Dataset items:
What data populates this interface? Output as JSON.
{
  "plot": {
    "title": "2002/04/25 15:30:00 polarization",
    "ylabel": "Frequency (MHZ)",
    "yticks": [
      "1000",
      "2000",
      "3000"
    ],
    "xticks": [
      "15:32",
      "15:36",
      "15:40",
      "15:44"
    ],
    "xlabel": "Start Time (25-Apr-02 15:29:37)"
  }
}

---

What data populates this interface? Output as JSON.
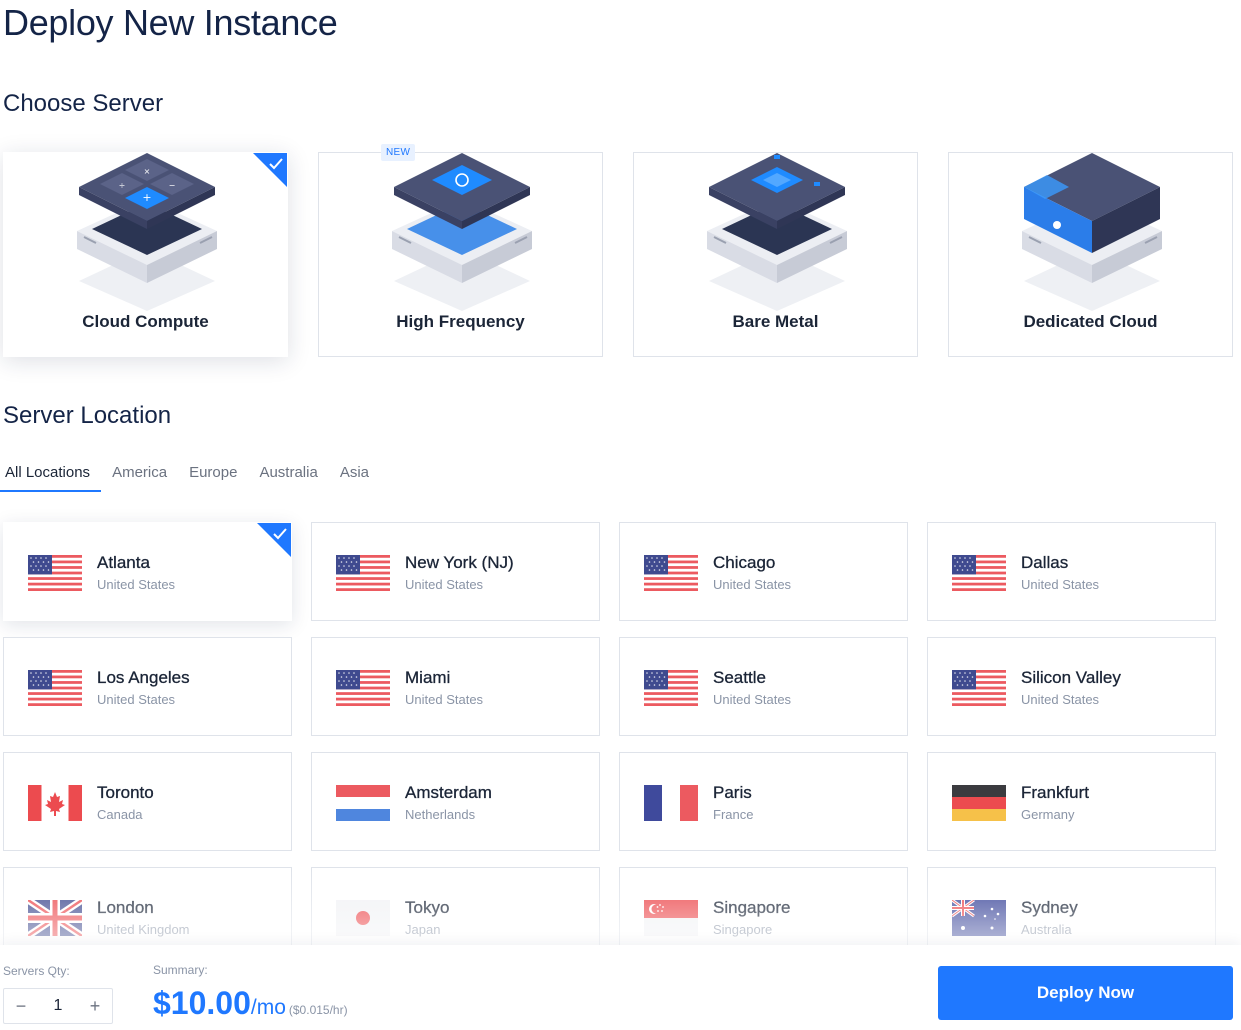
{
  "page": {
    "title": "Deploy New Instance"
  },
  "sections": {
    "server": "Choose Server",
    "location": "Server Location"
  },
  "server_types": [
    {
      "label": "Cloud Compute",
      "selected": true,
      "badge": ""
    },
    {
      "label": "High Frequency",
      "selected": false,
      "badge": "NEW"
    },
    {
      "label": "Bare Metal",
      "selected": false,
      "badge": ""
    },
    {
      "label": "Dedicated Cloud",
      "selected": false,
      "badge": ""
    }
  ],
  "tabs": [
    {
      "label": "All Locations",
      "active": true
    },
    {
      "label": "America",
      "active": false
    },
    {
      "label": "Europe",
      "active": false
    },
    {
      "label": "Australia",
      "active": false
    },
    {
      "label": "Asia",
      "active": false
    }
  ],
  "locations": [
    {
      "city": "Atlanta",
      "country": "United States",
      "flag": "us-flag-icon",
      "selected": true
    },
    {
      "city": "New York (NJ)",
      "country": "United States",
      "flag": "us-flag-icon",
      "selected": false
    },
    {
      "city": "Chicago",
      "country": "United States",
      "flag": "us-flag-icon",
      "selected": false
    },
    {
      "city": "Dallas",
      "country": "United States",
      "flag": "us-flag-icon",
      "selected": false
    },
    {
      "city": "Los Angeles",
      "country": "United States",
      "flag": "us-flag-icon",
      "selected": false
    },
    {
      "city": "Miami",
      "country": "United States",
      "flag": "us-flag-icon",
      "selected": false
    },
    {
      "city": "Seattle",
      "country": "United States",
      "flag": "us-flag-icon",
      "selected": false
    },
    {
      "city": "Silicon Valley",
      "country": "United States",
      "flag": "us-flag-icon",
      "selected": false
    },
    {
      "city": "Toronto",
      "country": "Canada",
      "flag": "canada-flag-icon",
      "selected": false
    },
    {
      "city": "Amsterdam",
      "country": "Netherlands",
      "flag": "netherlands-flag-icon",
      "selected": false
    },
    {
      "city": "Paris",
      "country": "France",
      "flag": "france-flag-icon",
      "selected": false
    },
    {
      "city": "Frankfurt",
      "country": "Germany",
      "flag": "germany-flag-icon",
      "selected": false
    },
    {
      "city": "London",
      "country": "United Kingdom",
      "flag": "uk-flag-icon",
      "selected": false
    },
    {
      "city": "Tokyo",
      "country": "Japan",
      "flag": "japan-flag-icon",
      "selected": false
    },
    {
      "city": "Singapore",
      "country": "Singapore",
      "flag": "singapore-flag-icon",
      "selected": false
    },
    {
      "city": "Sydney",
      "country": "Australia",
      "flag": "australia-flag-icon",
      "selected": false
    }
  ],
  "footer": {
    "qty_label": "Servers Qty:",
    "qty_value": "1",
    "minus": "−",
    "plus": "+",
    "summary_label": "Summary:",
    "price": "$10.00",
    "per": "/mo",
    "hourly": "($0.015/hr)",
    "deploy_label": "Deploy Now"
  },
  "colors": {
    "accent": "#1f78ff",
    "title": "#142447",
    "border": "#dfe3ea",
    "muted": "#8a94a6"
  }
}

## [OBJECTIVE]
Find the word "true" in the material, then list each line that holds it.

## [EXERCISE OUTPUT]
      "selected": true,
      "active": true
      "selected": true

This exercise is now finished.